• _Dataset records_
══════════════════════════════

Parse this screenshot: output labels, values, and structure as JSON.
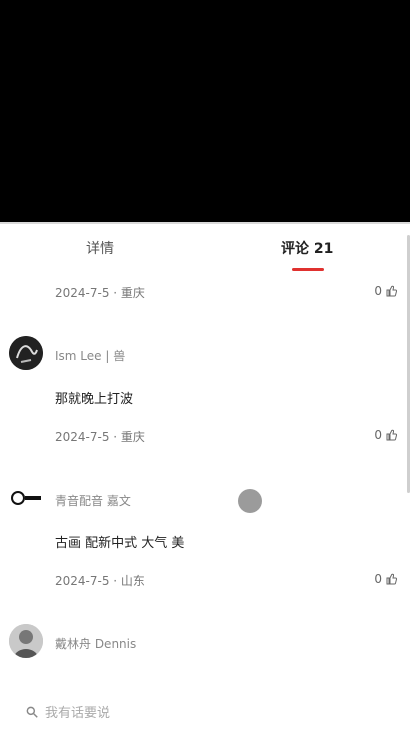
{
  "tabs": [
    {
      "label": "详情"
    },
    {
      "label": "评论 21"
    }
  ],
  "comments": [
    {
      "author": "",
      "text": "",
      "meta": "2024-7-5 · 重庆",
      "likes": "0"
    },
    {
      "author": "Ism Lee | 兽",
      "text": "那就晚上打波",
      "meta": "2024-7-5 · 重庆",
      "likes": "0"
    },
    {
      "author": "青音配音 嘉文",
      "text": "古画 配新中式 大气 美",
      "meta": "2024-7-5 · 山东",
      "likes": "0"
    },
    {
      "author": "戴林舟 Dennis",
      "text": "",
      "meta": "",
      "likes": ""
    }
  ],
  "bottom": {
    "placeholder": "我有话要说"
  }
}
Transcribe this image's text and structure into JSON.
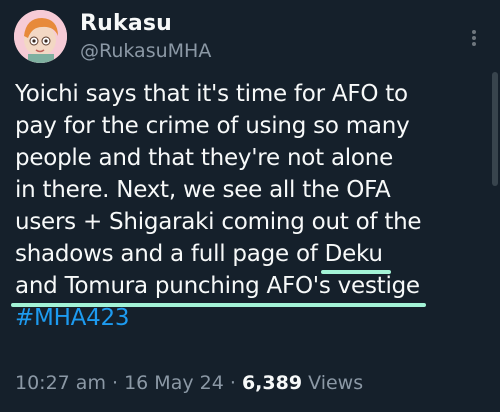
{
  "author": {
    "display_name": "Rukasu",
    "handle": "@RukasuMHA"
  },
  "tweet": {
    "lines": [
      "Yoichi says that it's time for AFO to",
      "pay for the crime of using so many",
      "people and that they're not alone",
      "in there. Next, we see all the OFA",
      "users + Shigaraki coming out of the",
      "shadows and a full page of ",
      "Deku",
      "and Tomura punching AFO's vestige"
    ],
    "hashtag": "#MHA423"
  },
  "meta": {
    "time": "10:27 am",
    "separator": "·",
    "date": "16 May 24",
    "views_count": "6,389",
    "views_label": "Views"
  },
  "colors": {
    "background": "#15202b",
    "text": "#f7f9f9",
    "secondary": "#8b98a5",
    "link": "#1d9bf0",
    "underline_highlight": "#a3f3d6"
  },
  "icons": {
    "more": "more-options-icon",
    "avatar": "avatar"
  }
}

══════════════════════════════

• _Written request_
Make an exact copy of every entry above, minus the images.

• _Response to this exercise_
Parse this screenshot: output labels, values, and structure as JSON.
{
  "tabs": [
    {
      "label": "详情"
    },
    {
      "label": "评论 21"
    }
  ],
  "comments": [
    {
      "author": "",
      "text": "",
      "meta": "2024-7-5 · 重庆",
      "likes": "0"
    },
    {
      "author": "Ism Lee | 兽",
      "text": "那就晚上打波",
      "meta": "2024-7-5 · 重庆",
      "likes": "0"
    },
    {
      "author": "青音配音 嘉文",
      "text": "古画 配新中式 大气 美",
      "meta": "2024-7-5 · 山东",
      "likes": "0"
    },
    {
      "author": "戴林舟 Dennis",
      "text": "",
      "meta": "",
      "likes": ""
    }
  ],
  "bottom": {
    "placeholder": "我有话要说"
  }
}
Transcribe this image's text and structure into JSON.
{
  "author": {
    "display_name": "Rukasu",
    "handle": "@RukasuMHA"
  },
  "tweet": {
    "lines": [
      "Yoichi says that it's time for AFO to",
      "pay for the crime of using so many",
      "people and that they're not alone",
      "in there. Next, we see all the OFA",
      "users + Shigaraki coming out of the",
      "shadows and a full page of ",
      "Deku",
      "and Tomura punching AFO's vestige"
    ],
    "hashtag": "#MHA423"
  },
  "meta": {
    "time": "10:27 am",
    "separator": "·",
    "date": "16 May 24",
    "views_count": "6,389",
    "views_label": "Views"
  },
  "colors": {
    "background": "#15202b",
    "text": "#f7f9f9",
    "secondary": "#8b98a5",
    "link": "#1d9bf0",
    "underline_highlight": "#a3f3d6"
  },
  "icons": {
    "more": "more-options-icon",
    "avatar": "avatar"
  }
}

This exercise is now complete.